╔══

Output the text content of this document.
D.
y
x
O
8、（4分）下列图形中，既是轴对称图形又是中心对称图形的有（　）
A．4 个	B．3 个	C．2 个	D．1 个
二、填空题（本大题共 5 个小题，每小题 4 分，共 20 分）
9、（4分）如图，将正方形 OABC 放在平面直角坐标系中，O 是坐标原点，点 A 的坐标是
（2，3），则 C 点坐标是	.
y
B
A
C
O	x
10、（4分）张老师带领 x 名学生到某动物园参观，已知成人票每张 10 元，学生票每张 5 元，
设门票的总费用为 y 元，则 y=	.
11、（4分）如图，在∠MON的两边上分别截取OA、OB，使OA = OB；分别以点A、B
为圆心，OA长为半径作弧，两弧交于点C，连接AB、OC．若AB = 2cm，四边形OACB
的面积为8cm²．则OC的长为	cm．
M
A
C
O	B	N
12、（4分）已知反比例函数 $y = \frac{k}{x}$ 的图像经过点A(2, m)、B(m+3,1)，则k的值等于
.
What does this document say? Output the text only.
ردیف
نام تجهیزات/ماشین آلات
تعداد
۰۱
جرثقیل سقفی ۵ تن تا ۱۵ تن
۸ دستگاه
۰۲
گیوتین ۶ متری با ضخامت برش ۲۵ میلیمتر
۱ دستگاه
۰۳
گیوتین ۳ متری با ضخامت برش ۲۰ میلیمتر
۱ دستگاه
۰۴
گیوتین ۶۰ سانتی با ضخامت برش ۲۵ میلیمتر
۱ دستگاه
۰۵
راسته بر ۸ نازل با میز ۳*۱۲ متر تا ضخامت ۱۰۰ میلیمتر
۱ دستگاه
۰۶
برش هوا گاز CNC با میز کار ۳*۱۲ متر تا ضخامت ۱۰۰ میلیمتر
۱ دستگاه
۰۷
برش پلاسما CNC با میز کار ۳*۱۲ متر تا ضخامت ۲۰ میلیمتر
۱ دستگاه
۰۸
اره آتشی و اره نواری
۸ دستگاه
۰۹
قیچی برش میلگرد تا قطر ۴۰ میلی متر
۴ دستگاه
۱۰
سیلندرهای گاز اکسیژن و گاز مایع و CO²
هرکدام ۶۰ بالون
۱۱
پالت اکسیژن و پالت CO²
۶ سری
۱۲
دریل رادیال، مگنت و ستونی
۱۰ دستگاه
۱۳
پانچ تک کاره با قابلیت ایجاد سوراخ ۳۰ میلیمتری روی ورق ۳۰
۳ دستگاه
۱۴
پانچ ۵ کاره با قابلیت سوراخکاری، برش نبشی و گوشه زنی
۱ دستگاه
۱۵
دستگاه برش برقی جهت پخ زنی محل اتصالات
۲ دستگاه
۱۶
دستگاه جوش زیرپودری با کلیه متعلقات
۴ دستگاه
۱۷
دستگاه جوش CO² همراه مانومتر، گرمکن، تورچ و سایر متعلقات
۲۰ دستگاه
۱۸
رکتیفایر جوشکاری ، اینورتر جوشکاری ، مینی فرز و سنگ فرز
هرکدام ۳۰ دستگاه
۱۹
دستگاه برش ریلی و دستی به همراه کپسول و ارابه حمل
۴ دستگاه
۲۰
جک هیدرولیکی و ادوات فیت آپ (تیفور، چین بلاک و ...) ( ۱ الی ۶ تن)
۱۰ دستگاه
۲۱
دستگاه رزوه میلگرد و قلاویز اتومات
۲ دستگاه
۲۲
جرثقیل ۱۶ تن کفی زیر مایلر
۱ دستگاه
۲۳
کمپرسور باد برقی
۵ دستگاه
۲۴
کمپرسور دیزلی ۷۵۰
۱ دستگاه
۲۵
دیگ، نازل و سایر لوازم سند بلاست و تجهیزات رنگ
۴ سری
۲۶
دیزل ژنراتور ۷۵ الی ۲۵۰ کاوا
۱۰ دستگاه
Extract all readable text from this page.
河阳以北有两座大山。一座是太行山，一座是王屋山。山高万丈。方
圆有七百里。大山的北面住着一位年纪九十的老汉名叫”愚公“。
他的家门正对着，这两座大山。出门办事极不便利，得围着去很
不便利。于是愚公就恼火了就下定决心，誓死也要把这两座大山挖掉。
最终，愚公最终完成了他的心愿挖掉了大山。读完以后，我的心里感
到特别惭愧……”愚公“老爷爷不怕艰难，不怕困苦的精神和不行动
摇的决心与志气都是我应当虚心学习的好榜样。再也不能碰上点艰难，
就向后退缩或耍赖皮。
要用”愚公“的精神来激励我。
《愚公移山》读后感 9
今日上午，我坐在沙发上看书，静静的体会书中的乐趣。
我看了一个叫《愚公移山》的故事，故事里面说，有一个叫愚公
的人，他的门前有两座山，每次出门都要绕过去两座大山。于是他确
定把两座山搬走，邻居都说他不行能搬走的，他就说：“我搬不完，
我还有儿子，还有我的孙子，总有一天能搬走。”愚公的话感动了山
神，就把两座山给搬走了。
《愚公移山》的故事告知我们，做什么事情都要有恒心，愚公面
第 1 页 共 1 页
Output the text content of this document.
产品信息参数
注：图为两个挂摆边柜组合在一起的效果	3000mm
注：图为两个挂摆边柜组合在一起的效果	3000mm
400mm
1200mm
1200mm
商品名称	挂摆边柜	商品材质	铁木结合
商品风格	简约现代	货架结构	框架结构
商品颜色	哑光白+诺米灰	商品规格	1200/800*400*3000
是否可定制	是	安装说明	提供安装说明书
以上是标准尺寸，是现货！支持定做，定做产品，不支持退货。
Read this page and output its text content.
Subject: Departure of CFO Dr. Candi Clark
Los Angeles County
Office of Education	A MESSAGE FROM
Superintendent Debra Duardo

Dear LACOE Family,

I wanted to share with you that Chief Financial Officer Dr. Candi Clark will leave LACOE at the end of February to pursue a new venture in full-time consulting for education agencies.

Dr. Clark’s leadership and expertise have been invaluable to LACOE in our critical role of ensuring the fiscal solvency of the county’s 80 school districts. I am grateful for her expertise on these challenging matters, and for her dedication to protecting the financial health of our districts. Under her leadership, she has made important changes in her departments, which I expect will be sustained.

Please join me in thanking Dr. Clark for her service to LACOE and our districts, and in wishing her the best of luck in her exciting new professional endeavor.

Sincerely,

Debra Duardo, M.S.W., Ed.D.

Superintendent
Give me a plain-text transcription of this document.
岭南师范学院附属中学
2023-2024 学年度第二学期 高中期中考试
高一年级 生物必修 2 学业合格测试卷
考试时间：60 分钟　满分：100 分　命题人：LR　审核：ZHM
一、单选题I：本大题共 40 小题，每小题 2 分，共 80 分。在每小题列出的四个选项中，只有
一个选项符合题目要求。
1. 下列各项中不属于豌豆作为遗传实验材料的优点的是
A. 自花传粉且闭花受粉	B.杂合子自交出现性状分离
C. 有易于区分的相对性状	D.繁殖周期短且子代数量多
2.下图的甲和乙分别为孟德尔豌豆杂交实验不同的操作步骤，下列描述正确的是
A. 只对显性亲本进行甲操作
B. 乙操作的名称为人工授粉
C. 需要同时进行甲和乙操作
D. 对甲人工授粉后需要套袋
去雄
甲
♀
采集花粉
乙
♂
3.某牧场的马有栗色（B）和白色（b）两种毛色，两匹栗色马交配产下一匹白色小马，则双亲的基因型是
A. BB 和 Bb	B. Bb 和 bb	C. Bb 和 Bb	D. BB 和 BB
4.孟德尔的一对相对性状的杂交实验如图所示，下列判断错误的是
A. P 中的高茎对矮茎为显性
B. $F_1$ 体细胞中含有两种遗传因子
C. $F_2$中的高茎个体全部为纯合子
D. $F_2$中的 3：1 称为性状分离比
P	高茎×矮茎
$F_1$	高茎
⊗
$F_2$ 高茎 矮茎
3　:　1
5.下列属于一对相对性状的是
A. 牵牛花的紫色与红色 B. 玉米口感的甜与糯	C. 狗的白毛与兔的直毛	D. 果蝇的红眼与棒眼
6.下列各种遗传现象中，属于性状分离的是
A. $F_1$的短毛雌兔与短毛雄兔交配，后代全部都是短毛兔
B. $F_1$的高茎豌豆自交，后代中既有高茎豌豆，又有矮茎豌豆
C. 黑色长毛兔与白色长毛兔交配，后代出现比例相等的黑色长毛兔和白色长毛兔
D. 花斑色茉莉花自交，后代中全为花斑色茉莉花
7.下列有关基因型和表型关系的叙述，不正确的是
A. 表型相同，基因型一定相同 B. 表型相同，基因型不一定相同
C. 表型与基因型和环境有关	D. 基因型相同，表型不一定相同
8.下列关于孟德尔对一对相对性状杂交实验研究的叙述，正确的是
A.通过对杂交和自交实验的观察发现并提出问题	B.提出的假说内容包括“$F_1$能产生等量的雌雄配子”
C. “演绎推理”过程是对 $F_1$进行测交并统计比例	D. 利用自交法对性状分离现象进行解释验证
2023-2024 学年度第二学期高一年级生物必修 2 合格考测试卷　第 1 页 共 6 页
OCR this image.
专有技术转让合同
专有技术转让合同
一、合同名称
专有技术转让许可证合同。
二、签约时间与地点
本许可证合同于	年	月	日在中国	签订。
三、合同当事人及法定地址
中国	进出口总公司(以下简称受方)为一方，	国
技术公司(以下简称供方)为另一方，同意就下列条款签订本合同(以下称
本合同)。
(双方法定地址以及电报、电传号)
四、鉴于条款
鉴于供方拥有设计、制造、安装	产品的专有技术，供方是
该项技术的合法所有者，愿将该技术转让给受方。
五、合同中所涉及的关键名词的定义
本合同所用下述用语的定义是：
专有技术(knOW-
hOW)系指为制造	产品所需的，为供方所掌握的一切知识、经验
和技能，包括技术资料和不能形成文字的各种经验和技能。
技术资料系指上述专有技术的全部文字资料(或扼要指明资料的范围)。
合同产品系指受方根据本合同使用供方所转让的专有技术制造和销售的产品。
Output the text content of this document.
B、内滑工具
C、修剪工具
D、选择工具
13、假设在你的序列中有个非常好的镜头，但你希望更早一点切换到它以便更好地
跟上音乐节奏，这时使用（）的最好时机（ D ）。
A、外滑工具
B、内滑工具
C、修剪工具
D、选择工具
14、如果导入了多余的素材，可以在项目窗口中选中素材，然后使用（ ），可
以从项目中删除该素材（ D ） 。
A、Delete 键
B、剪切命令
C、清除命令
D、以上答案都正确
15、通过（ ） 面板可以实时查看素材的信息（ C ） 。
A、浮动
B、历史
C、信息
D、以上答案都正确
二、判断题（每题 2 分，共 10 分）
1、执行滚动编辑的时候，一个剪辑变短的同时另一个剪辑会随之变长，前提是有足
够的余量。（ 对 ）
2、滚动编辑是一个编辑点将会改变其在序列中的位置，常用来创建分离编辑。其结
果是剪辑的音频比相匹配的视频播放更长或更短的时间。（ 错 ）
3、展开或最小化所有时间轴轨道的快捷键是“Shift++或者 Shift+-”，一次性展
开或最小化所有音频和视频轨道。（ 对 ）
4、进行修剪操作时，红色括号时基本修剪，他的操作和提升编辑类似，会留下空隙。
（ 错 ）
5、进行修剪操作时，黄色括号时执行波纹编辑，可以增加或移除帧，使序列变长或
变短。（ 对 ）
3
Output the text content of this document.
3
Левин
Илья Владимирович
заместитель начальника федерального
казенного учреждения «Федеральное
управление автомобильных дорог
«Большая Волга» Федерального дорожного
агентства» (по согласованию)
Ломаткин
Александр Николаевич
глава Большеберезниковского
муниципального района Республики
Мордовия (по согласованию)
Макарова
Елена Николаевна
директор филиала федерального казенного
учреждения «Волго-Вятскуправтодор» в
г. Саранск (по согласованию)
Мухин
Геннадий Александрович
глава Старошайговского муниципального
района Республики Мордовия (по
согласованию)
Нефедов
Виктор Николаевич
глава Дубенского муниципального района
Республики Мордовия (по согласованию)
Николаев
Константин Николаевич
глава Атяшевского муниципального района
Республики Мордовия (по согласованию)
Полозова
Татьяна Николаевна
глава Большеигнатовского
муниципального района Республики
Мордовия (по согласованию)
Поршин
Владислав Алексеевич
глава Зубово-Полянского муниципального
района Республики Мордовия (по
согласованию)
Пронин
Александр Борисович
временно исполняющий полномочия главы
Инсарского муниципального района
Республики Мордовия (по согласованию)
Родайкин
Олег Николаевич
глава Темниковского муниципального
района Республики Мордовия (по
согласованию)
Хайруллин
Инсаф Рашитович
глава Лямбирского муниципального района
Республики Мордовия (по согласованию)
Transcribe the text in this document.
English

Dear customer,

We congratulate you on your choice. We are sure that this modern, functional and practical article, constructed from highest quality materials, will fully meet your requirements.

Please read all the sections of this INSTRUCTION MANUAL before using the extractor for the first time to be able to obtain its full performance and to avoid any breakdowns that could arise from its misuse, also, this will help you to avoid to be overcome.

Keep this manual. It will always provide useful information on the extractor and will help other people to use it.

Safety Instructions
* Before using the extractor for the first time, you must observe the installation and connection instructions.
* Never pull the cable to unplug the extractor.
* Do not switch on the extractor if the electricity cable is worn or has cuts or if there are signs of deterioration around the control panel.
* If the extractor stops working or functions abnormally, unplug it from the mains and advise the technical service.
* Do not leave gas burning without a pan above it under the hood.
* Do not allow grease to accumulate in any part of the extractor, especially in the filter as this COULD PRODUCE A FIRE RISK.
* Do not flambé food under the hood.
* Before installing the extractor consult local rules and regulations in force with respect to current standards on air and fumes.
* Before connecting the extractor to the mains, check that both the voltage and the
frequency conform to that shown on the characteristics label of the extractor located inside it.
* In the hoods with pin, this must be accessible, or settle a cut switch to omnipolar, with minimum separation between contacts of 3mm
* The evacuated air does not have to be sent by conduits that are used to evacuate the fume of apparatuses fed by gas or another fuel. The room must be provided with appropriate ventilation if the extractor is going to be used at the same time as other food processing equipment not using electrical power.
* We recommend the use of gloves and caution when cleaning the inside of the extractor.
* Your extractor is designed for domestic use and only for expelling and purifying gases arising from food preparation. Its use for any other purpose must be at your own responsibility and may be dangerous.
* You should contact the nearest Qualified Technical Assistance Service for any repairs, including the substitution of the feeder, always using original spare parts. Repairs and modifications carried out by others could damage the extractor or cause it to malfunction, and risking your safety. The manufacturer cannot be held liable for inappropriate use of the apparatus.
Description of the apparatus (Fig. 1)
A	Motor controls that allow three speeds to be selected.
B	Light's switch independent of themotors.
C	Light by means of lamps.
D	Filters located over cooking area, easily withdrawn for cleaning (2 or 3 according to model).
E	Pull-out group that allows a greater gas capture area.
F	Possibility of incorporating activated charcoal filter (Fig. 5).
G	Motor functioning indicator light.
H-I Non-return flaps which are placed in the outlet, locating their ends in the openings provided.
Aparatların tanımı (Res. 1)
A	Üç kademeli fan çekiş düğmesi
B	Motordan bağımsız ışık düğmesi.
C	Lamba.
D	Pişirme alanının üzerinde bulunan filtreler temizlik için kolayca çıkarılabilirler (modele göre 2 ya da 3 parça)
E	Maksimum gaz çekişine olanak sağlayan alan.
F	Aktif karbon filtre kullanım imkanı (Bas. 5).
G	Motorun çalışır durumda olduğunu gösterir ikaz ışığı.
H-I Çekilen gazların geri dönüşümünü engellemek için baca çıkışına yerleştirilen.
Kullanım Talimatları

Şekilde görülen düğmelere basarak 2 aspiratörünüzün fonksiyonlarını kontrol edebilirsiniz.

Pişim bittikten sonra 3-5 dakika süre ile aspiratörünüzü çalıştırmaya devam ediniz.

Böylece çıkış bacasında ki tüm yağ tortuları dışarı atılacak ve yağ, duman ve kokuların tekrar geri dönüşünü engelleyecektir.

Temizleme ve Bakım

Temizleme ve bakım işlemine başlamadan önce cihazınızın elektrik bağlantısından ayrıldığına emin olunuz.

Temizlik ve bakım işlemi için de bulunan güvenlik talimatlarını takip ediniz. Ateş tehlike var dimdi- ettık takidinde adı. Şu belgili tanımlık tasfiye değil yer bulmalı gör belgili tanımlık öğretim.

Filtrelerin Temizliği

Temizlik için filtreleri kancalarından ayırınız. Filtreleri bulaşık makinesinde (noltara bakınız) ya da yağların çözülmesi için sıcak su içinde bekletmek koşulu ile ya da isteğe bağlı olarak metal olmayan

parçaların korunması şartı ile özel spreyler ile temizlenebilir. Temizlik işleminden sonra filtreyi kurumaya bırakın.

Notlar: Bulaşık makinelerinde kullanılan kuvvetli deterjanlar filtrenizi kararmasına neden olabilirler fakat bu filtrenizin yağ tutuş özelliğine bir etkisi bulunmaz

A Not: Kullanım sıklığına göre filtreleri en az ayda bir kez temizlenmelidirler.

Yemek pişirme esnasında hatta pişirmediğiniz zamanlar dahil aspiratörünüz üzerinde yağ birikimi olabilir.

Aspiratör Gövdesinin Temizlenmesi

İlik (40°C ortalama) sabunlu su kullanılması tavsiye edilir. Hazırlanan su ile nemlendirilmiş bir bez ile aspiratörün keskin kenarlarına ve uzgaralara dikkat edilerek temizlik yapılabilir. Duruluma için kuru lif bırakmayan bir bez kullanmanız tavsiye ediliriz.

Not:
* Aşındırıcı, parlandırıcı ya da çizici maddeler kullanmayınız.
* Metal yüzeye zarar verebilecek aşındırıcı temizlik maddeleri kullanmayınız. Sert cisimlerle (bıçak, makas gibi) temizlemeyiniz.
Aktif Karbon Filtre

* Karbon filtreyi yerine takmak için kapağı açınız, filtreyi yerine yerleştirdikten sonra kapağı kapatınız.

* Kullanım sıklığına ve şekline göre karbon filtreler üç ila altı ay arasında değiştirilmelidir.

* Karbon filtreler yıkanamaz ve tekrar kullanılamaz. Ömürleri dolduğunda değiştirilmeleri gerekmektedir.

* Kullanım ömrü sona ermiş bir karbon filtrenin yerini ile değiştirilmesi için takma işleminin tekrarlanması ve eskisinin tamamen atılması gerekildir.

╚══

Exercise aim: Give only the number of lines in the records that contain the string "تجهیزات".

Correct answer: 2